● **EXERCISE REQUIREMENTS**:
Return the listing below unchanged, minus its pictures.

----

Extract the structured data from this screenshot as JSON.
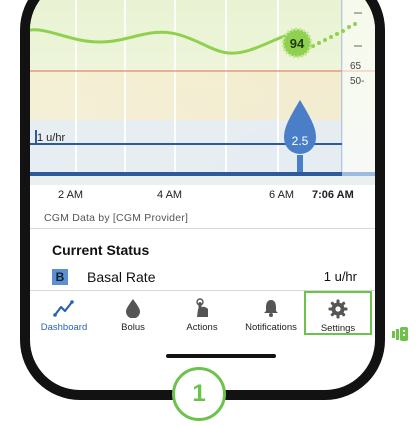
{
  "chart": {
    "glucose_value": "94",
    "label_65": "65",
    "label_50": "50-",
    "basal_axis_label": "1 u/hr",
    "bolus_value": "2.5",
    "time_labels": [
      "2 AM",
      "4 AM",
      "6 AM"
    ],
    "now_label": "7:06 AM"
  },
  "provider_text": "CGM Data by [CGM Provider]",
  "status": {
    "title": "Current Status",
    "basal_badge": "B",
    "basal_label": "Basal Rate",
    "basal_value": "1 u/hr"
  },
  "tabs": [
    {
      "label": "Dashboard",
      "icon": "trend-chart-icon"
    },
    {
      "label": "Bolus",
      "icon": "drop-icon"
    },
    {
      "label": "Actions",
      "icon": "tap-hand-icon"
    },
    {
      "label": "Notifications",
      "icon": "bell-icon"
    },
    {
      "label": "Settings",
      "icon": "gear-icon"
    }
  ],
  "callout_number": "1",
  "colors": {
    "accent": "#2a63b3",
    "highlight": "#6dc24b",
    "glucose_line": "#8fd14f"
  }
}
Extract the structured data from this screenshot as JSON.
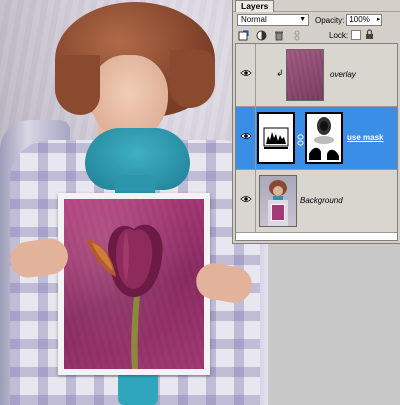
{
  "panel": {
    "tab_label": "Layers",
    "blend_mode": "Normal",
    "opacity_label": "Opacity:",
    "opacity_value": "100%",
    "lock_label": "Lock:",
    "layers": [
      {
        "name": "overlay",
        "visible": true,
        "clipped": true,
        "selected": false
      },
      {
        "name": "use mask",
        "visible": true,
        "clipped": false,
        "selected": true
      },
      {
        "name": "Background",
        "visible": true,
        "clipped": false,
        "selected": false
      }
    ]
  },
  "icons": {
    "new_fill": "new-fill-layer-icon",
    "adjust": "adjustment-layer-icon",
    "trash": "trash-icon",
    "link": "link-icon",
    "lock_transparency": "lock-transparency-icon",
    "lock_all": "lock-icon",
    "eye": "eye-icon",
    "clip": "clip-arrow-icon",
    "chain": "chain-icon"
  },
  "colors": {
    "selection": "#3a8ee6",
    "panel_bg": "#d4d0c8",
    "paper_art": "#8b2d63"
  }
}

----

● **RESPONSE FOR THIS EXERCISE**:
Extract the structured data from this screenshot as JSON.
{
  "chart": {
    "glucose_value": "94",
    "label_65": "65",
    "label_50": "50-",
    "basal_axis_label": "1 u/hr",
    "bolus_value": "2.5",
    "time_labels": [
      "2 AM",
      "4 AM",
      "6 AM"
    ],
    "now_label": "7:06 AM"
  },
  "provider_text": "CGM Data by [CGM Provider]",
  "status": {
    "title": "Current Status",
    "basal_badge": "B",
    "basal_label": "Basal Rate",
    "basal_value": "1 u/hr"
  },
  "tabs": [
    {
      "label": "Dashboard",
      "icon": "trend-chart-icon"
    },
    {
      "label": "Bolus",
      "icon": "drop-icon"
    },
    {
      "label": "Actions",
      "icon": "tap-hand-icon"
    },
    {
      "label": "Notifications",
      "icon": "bell-icon"
    },
    {
      "label": "Settings",
      "icon": "gear-icon"
    }
  ],
  "callout_number": "1",
  "colors": {
    "accent": "#2a63b3",
    "highlight": "#6dc24b",
    "glucose_line": "#8fd14f"
  }
}
Extract the structured data from this screenshot as JSON.
{
  "panel": {
    "tab_label": "Layers",
    "blend_mode": "Normal",
    "opacity_label": "Opacity:",
    "opacity_value": "100%",
    "lock_label": "Lock:",
    "layers": [
      {
        "name": "overlay",
        "visible": true,
        "clipped": true,
        "selected": false
      },
      {
        "name": "use mask",
        "visible": true,
        "clipped": false,
        "selected": true
      },
      {
        "name": "Background",
        "visible": true,
        "clipped": false,
        "selected": false
      }
    ]
  },
  "icons": {
    "new_fill": "new-fill-layer-icon",
    "adjust": "adjustment-layer-icon",
    "trash": "trash-icon",
    "link": "link-icon",
    "lock_transparency": "lock-transparency-icon",
    "lock_all": "lock-icon",
    "eye": "eye-icon",
    "clip": "clip-arrow-icon",
    "chain": "chain-icon"
  },
  "colors": {
    "selection": "#3a8ee6",
    "panel_bg": "#d4d0c8",
    "paper_art": "#8b2d63"
  }
}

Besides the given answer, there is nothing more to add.